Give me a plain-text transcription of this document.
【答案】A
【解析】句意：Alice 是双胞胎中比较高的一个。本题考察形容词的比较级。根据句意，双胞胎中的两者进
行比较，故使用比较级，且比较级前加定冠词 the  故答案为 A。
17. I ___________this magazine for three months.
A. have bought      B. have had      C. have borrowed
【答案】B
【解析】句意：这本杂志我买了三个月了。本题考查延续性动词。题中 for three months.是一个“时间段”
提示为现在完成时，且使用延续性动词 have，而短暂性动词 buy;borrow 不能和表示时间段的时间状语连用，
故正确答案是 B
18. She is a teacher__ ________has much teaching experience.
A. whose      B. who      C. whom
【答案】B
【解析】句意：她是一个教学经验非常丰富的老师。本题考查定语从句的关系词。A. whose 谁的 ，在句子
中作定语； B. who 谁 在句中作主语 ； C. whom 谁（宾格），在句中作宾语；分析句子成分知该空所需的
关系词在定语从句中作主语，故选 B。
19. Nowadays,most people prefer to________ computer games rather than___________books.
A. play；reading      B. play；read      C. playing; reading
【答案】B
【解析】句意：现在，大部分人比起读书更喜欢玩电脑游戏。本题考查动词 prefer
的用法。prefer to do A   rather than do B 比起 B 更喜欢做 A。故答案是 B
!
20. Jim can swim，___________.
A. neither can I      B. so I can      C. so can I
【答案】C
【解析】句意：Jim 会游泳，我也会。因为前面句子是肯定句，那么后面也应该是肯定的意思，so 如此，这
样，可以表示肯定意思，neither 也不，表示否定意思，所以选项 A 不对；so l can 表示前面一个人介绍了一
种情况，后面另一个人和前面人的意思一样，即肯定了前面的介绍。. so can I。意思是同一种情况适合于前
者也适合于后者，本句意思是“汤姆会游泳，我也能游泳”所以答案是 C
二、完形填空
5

·····

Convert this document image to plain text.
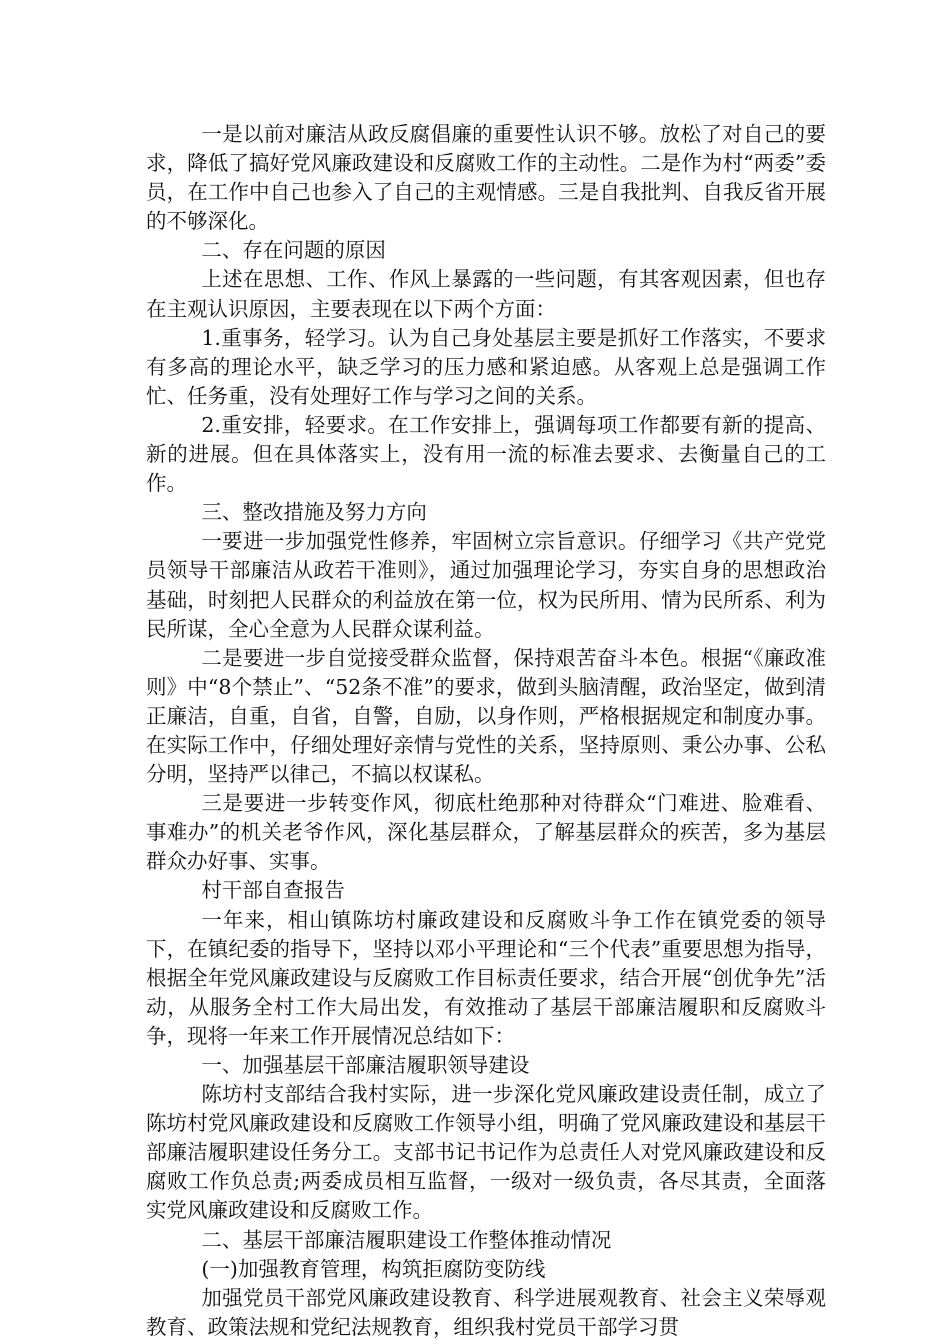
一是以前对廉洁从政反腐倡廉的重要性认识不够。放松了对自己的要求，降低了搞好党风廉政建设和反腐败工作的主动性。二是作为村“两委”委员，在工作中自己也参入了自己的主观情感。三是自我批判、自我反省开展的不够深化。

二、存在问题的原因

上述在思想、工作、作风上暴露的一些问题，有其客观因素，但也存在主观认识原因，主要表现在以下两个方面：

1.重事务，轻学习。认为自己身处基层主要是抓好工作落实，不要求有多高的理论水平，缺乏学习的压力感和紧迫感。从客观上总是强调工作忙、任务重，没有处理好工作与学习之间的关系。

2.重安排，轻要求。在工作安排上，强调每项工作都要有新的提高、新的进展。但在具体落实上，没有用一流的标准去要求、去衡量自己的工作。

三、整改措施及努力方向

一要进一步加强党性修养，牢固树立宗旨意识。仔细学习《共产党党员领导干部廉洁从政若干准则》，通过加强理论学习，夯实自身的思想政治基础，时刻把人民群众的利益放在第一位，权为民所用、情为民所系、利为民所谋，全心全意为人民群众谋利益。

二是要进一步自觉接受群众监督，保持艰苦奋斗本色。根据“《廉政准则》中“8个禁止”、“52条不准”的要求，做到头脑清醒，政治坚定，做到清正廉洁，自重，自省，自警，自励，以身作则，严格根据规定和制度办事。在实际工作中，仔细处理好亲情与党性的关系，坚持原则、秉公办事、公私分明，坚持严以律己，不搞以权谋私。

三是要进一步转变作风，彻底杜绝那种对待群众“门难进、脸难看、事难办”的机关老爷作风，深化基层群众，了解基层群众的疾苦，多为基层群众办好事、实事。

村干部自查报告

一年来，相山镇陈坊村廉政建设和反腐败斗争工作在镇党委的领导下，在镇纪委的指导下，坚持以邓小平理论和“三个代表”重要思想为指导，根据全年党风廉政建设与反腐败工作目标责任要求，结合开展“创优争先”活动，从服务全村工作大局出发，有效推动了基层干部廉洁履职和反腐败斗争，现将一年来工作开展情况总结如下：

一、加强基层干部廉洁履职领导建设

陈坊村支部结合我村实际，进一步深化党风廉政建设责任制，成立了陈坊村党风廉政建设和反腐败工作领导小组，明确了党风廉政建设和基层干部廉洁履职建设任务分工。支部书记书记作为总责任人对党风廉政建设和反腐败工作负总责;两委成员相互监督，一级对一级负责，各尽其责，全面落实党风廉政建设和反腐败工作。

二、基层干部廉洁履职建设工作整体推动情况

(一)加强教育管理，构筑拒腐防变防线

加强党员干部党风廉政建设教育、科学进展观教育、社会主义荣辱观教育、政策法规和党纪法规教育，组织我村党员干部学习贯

·····

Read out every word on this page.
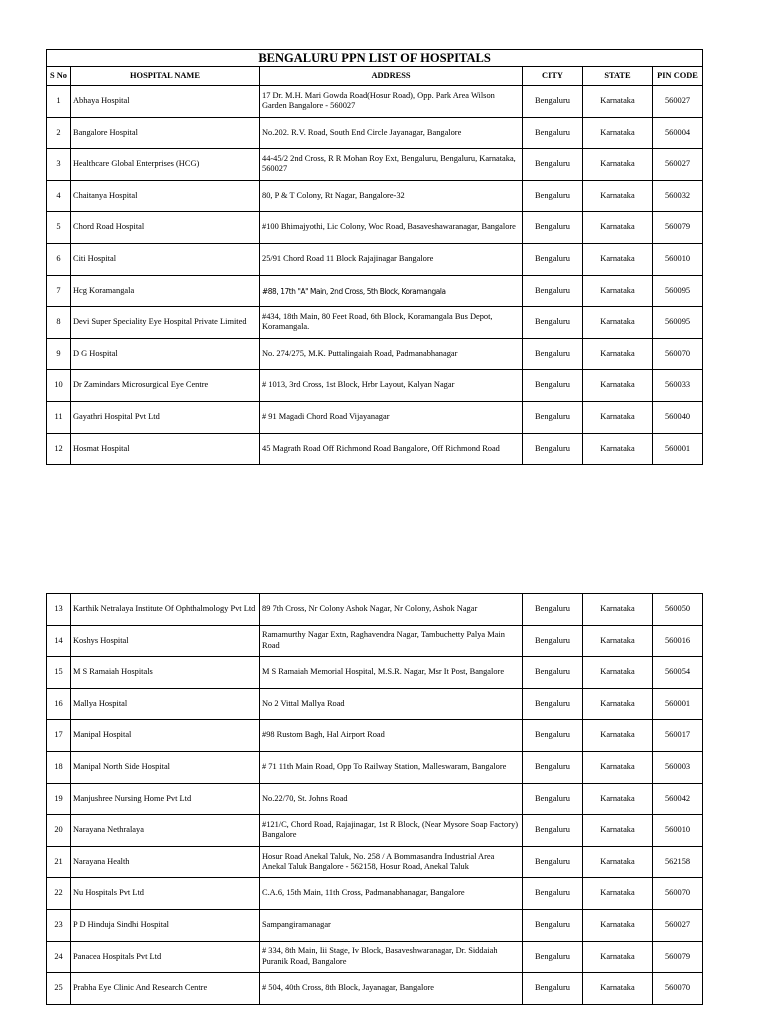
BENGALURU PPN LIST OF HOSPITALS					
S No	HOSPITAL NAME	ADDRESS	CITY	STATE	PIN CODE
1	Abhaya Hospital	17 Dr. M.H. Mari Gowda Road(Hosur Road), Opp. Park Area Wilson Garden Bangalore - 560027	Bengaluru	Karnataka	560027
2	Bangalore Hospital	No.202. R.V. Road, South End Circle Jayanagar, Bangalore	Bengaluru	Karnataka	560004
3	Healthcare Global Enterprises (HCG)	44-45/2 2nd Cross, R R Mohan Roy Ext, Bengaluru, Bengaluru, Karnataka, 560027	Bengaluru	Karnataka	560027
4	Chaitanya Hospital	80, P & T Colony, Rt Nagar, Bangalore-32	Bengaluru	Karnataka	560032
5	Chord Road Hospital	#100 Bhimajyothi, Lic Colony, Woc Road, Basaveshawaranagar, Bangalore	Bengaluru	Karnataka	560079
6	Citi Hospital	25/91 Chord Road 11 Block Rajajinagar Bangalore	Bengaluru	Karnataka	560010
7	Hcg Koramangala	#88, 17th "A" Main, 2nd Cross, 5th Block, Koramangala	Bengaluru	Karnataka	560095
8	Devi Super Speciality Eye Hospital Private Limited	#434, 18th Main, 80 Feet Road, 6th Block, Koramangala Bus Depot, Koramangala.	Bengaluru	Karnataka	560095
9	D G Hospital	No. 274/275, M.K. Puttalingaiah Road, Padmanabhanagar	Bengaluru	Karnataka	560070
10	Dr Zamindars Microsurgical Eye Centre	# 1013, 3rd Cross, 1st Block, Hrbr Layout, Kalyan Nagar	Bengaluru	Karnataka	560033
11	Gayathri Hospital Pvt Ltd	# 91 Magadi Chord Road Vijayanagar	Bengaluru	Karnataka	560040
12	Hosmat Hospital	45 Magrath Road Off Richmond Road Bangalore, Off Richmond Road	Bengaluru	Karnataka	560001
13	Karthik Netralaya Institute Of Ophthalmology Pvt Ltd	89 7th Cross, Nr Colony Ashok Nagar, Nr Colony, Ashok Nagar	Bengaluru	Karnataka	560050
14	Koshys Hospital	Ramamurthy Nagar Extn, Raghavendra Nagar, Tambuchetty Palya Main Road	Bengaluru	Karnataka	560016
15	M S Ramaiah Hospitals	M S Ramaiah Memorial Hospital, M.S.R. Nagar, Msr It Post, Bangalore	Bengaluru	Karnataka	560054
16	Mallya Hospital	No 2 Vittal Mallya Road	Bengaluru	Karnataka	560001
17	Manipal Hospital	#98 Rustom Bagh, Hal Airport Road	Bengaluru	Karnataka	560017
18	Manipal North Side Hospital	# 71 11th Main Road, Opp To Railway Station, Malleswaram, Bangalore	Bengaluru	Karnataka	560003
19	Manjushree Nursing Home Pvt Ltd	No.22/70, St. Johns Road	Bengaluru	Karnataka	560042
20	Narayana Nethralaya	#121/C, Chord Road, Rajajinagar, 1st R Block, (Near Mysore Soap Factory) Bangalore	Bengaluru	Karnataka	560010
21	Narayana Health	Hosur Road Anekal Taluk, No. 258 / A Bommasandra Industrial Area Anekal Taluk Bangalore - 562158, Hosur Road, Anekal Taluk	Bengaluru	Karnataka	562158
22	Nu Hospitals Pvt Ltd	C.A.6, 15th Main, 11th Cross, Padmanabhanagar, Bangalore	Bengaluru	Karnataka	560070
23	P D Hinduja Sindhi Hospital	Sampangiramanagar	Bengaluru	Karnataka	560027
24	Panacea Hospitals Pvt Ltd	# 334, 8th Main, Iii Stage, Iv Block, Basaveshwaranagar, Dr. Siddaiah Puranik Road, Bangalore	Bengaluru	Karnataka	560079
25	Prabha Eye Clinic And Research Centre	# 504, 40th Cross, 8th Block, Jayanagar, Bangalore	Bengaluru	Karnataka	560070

·····

Task directions:
Tell how many lines in the material above include the word "Narayana", giving the number only.

Finished task:
2